▶ **Given request**: Locate "Transcribe this image's" in the listing below, then output the line holding it and every line after it, exactly and with nothing else.

▶ **Given data**:

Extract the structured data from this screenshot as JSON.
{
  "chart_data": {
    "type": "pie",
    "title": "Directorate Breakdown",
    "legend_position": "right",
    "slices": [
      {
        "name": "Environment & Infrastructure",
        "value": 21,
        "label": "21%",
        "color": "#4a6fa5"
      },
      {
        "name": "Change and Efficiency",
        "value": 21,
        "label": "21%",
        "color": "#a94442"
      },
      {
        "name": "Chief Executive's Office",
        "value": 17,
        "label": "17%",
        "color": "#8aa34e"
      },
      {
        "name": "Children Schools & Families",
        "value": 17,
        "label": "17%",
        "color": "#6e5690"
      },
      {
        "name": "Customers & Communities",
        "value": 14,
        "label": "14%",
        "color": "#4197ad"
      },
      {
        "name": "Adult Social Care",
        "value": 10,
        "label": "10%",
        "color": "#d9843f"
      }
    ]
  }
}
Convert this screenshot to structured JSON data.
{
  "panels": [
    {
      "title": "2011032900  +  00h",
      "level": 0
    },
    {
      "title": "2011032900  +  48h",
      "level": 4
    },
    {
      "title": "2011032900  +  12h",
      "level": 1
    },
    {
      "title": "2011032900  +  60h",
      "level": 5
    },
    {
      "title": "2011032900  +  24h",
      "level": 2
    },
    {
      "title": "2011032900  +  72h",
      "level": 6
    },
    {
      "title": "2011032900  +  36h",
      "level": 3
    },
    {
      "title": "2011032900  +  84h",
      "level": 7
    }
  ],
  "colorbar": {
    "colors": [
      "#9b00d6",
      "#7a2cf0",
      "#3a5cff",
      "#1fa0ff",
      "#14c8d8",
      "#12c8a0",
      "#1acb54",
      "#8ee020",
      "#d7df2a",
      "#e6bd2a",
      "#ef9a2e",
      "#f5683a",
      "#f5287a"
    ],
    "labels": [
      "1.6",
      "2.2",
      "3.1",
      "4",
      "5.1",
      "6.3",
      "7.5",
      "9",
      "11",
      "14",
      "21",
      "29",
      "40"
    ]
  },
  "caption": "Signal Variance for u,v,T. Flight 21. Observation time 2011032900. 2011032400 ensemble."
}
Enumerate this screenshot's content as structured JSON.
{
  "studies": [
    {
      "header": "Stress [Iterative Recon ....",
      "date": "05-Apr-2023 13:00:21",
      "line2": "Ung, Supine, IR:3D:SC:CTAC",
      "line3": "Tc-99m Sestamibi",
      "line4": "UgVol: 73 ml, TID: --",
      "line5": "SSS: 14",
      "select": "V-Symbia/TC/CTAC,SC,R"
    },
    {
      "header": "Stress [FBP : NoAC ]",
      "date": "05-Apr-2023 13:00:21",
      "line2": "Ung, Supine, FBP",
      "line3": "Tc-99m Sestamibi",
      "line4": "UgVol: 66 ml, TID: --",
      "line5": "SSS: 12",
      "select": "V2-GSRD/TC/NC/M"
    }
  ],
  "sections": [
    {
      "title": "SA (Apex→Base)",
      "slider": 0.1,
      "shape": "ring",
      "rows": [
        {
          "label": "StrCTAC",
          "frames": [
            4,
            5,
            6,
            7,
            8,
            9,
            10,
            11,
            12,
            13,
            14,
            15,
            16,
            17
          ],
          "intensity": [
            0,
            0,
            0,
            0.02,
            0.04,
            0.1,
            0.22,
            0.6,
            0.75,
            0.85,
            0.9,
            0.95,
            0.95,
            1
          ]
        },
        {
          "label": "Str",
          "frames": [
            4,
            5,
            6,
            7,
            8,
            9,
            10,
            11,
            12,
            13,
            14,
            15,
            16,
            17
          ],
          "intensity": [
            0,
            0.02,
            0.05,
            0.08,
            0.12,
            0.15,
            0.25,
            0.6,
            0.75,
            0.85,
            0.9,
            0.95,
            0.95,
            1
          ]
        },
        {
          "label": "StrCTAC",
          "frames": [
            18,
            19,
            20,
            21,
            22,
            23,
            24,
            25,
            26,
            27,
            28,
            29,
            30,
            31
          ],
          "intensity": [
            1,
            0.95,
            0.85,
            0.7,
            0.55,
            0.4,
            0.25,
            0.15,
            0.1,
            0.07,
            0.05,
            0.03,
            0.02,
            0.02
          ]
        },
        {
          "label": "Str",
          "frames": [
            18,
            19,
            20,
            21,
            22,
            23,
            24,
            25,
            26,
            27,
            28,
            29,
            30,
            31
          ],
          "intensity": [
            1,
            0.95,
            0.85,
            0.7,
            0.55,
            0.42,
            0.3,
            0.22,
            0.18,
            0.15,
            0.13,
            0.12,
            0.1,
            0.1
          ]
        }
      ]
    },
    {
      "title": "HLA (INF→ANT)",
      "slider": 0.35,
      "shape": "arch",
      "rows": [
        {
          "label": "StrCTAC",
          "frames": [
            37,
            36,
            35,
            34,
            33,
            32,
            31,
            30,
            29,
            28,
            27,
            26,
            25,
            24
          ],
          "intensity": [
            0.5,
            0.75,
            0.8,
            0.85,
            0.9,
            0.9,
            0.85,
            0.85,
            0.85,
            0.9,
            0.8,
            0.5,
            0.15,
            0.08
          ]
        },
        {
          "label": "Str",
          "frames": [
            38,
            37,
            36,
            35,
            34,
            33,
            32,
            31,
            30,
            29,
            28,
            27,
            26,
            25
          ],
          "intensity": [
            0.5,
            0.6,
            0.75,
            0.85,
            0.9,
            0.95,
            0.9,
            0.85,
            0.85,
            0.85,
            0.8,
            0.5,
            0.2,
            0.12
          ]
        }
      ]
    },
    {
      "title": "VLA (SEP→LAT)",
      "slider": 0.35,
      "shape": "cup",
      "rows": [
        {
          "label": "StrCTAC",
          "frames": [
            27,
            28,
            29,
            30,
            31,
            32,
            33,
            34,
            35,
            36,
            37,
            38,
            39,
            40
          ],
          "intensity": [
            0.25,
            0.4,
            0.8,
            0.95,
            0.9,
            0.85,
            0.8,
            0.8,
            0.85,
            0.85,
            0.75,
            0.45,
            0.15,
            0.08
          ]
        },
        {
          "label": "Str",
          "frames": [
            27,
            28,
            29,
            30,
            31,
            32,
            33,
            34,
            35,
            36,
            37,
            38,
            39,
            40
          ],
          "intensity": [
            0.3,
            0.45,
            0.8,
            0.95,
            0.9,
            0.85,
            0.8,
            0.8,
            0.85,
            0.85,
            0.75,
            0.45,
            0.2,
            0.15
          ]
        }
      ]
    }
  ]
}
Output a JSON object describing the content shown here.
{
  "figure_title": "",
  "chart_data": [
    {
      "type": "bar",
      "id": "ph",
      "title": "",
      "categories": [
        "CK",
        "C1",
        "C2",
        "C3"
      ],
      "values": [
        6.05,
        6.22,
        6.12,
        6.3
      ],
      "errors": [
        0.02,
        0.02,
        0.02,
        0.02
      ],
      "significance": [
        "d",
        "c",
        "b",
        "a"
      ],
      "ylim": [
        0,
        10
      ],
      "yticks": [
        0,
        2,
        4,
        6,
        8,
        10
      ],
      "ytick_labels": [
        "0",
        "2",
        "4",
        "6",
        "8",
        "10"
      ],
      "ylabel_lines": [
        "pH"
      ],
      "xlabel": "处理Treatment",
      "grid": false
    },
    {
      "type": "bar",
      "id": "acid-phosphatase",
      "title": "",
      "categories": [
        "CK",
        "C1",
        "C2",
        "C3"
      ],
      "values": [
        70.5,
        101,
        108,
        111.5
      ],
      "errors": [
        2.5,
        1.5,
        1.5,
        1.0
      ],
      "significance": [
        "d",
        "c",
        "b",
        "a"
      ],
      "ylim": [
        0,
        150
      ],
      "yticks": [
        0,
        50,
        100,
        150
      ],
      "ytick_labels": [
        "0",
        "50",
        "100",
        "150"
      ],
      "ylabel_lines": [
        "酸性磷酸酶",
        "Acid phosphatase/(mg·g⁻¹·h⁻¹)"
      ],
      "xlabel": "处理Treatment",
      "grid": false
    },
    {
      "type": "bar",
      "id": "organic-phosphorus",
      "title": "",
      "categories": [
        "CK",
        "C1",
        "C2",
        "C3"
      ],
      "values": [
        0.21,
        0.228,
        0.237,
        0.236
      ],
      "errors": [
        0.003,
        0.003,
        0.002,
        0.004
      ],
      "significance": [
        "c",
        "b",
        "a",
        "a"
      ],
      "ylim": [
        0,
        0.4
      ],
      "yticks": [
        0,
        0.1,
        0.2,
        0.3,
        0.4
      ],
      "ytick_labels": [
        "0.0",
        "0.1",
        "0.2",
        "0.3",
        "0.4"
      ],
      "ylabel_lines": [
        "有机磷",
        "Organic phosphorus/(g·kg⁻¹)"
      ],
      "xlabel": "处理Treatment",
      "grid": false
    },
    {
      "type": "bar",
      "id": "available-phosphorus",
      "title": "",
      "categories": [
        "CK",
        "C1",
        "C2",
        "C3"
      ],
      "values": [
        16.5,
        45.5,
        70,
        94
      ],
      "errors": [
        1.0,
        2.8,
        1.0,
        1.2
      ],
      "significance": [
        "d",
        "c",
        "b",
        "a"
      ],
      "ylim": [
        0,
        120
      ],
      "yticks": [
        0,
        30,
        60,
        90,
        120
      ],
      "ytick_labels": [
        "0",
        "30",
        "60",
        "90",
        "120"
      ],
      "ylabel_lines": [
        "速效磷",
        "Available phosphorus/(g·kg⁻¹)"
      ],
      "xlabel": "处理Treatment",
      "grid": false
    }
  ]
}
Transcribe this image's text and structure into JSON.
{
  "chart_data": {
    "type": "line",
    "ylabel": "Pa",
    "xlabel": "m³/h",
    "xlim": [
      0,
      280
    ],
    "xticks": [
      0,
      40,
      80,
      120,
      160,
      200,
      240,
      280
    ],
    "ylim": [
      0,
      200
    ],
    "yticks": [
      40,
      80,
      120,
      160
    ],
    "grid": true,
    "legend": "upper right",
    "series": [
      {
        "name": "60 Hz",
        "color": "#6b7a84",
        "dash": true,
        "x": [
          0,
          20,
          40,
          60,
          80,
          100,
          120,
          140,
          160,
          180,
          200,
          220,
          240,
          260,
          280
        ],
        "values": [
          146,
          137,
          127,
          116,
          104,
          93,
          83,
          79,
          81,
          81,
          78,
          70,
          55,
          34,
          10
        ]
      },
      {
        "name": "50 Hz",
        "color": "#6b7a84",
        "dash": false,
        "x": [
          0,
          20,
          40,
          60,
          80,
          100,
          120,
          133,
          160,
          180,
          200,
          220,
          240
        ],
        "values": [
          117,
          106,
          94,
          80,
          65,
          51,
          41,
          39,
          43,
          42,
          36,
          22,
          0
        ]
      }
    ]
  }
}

▶ **Completed exercise**:
Transcribe this image's text and structure into JSON.
{
  "chart_data": {
    "type": "line",
    "ylabel": "Pa",
    "xlabel": "m³/h",
    "xlim": [
      0,
      280
    ],
    "xticks": [
      0,
      40,
      80,
      120,
      160,
      200,
      240,
      280
    ],
    "ylim": [
      0,
      200
    ],
    "yticks": [
      40,
      80,
      120,
      160
    ],
    "grid": true,
    "legend": "upper right",
    "series": [
      {
        "name": "60 Hz",
        "color": "#6b7a84",
        "dash": true,
        "x": [
          0,
          20,
          40,
          60,
          80,
          100,
          120,
          140,
          160,
          180,
          200,
          220,
          240,
          260,
          280
        ],
        "values": [
          146,
          137,
          127,
          116,
          104,
          93,
          83,
          79,
          81,
          81,
          78,
          70,
          55,
          34,
          10
        ]
      },
      {
        "name": "50 Hz",
        "color": "#6b7a84",
        "dash": false,
        "x": [
          0,
          20,
          40,
          60,
          80,
          100,
          120,
          133,
          160,
          180,
          200,
          220,
          240
        ],
        "values": [
          117,
          106,
          94,
          80,
          65,
          51,
          41,
          39,
          43,
          42,
          36,
          22,
          0
        ]
      }
    ]
  }
}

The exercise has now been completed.